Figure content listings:
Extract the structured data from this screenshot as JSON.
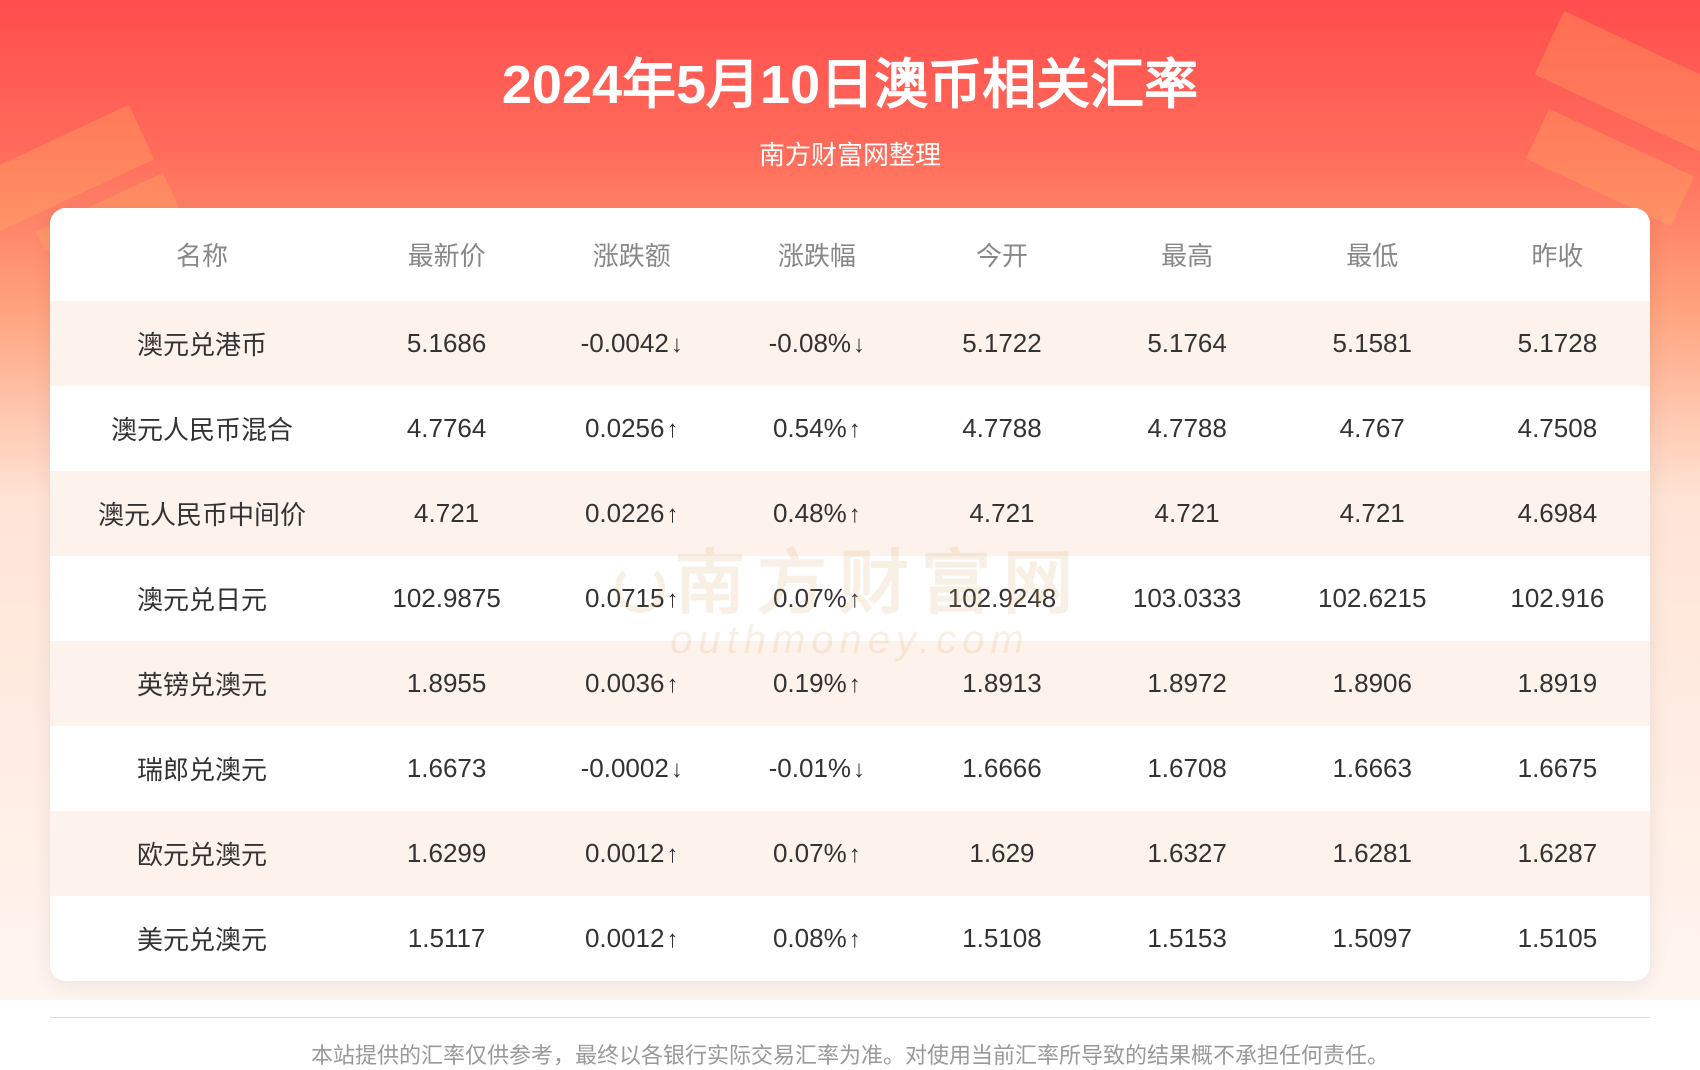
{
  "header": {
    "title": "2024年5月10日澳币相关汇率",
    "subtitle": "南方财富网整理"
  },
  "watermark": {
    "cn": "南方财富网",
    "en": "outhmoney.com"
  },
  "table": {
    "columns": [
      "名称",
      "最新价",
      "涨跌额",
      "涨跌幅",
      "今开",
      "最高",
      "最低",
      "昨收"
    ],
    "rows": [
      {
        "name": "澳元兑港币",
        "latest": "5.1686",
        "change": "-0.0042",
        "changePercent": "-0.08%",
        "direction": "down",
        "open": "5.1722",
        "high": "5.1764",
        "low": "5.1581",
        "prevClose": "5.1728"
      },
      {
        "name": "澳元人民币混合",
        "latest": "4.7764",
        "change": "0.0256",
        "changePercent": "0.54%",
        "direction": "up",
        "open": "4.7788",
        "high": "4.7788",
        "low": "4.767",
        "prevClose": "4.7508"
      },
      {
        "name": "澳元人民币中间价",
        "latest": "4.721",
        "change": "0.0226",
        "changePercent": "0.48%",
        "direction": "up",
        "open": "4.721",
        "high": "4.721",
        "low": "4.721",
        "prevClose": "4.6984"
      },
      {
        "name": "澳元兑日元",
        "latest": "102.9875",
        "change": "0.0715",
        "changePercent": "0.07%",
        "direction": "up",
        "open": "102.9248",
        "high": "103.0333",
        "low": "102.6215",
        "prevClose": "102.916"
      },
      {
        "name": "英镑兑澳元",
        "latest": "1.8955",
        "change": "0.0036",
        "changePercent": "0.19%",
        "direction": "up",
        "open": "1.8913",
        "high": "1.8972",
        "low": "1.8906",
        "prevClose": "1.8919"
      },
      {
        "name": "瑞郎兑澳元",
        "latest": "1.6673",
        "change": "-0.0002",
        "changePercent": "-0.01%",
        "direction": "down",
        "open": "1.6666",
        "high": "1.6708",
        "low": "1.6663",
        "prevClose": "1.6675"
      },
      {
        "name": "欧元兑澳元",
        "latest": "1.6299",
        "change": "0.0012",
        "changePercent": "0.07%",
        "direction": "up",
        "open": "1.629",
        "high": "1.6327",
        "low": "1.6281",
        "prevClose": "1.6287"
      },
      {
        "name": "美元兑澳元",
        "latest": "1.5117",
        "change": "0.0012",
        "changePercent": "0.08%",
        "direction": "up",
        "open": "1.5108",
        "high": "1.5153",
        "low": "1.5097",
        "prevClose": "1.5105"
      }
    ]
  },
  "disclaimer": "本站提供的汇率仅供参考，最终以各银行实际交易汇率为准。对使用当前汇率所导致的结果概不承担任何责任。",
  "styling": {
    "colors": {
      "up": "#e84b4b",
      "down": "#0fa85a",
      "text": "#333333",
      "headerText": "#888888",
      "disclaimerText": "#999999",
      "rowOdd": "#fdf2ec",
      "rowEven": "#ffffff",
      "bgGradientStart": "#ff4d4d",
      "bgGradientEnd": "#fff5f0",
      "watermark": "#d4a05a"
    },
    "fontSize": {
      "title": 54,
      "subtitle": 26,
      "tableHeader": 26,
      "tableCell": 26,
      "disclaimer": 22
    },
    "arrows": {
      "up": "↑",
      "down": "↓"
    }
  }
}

### Problem requirements
Output all of the records exactly as they appear above, but not the pictures.

### Complete output
Extract the structured data from this screenshot as JSON.
{
  "header": {
    "title": "2024年5月10日澳币相关汇率",
    "subtitle": "南方财富网整理"
  },
  "watermark": {
    "cn": "南方财富网",
    "en": "outhmoney.com"
  },
  "table": {
    "columns": [
      "名称",
      "最新价",
      "涨跌额",
      "涨跌幅",
      "今开",
      "最高",
      "最低",
      "昨收"
    ],
    "rows": [
      {
        "name": "澳元兑港币",
        "latest": "5.1686",
        "change": "-0.0042",
        "changePercent": "-0.08%",
        "direction": "down",
        "open": "5.1722",
        "high": "5.1764",
        "low": "5.1581",
        "prevClose": "5.1728"
      },
      {
        "name": "澳元人民币混合",
        "latest": "4.7764",
        "change": "0.0256",
        "changePercent": "0.54%",
        "direction": "up",
        "open": "4.7788",
        "high": "4.7788",
        "low": "4.767",
        "prevClose": "4.7508"
      },
      {
        "name": "澳元人民币中间价",
        "latest": "4.721",
        "change": "0.0226",
        "changePercent": "0.48%",
        "direction": "up",
        "open": "4.721",
        "high": "4.721",
        "low": "4.721",
        "prevClose": "4.6984"
      },
      {
        "name": "澳元兑日元",
        "latest": "102.9875",
        "change": "0.0715",
        "changePercent": "0.07%",
        "direction": "up",
        "open": "102.9248",
        "high": "103.0333",
        "low": "102.6215",
        "prevClose": "102.916"
      },
      {
        "name": "英镑兑澳元",
        "latest": "1.8955",
        "change": "0.0036",
        "changePercent": "0.19%",
        "direction": "up",
        "open": "1.8913",
        "high": "1.8972",
        "low": "1.8906",
        "prevClose": "1.8919"
      },
      {
        "name": "瑞郎兑澳元",
        "latest": "1.6673",
        "change": "-0.0002",
        "changePercent": "-0.01%",
        "direction": "down",
        "open": "1.6666",
        "high": "1.6708",
        "low": "1.6663",
        "prevClose": "1.6675"
      },
      {
        "name": "欧元兑澳元",
        "latest": "1.6299",
        "change": "0.0012",
        "changePercent": "0.07%",
        "direction": "up",
        "open": "1.629",
        "high": "1.6327",
        "low": "1.6281",
        "prevClose": "1.6287"
      },
      {
        "name": "美元兑澳元",
        "latest": "1.5117",
        "change": "0.0012",
        "changePercent": "0.08%",
        "direction": "up",
        "open": "1.5108",
        "high": "1.5153",
        "low": "1.5097",
        "prevClose": "1.5105"
      }
    ]
  },
  "disclaimer": "本站提供的汇率仅供参考，最终以各银行实际交易汇率为准。对使用当前汇率所导致的结果概不承担任何责任。",
  "styling": {
    "colors": {
      "up": "#e84b4b",
      "down": "#0fa85a",
      "text": "#333333",
      "headerText": "#888888",
      "disclaimerText": "#999999",
      "rowOdd": "#fdf2ec",
      "rowEven": "#ffffff",
      "bgGradientStart": "#ff4d4d",
      "bgGradientEnd": "#fff5f0",
      "watermark": "#d4a05a"
    },
    "fontSize": {
      "title": 54,
      "subtitle": 26,
      "tableHeader": 26,
      "tableCell": 26,
      "disclaimer": 22
    },
    "arrows": {
      "up": "↑",
      "down": "↓"
    }
  }
}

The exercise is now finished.